* [The task]:
Produce an exact copy of the lines from the line that contains "Enumerate this screenshot's" to the end of the listing below.

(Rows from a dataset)
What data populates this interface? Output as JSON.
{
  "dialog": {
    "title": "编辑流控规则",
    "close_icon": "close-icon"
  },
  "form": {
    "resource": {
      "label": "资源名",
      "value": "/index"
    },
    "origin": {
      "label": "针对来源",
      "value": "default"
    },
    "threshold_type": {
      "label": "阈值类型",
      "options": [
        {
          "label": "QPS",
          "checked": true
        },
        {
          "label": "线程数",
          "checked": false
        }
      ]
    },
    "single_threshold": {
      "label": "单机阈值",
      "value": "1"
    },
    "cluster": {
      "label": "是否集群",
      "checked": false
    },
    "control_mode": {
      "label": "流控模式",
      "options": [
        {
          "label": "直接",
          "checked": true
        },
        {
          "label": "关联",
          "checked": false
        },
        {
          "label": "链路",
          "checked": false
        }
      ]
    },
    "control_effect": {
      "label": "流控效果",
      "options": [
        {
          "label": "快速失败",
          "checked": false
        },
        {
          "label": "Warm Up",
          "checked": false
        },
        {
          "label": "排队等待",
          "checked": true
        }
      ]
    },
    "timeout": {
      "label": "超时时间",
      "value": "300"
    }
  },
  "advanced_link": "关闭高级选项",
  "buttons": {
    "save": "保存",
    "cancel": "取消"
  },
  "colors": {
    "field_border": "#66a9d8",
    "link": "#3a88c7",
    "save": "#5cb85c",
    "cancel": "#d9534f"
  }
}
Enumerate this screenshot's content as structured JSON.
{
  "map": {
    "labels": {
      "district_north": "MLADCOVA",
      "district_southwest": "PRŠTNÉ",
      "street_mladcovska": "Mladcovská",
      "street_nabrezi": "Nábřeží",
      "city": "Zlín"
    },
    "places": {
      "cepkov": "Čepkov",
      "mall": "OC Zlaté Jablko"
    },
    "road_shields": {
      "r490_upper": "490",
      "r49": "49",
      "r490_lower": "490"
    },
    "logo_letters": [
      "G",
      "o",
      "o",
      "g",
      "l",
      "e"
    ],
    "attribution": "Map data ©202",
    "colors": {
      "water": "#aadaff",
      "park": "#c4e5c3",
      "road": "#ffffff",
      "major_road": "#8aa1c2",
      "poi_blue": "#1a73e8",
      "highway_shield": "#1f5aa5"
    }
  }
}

* [Task response]:
Enumerate this screenshot's content as structured JSON.
{
  "map": {
    "labels": {
      "district_north": "MLADCOVA",
      "district_southwest": "PRŠTNÉ",
      "street_mladcovska": "Mladcovská",
      "street_nabrezi": "Nábřeží",
      "city": "Zlín"
    },
    "places": {
      "cepkov": "Čepkov",
      "mall": "OC Zlaté Jablko"
    },
    "road_shields": {
      "r490_upper": "490",
      "r49": "49",
      "r490_lower": "490"
    },
    "logo_letters": [
      "G",
      "o",
      "o",
      "g",
      "l",
      "e"
    ],
    "attribution": "Map data ©202",
    "colors": {
      "water": "#aadaff",
      "park": "#c4e5c3",
      "road": "#ffffff",
      "major_road": "#8aa1c2",
      "poi_blue": "#1a73e8",
      "highway_shield": "#1f5aa5"
    }
  }
}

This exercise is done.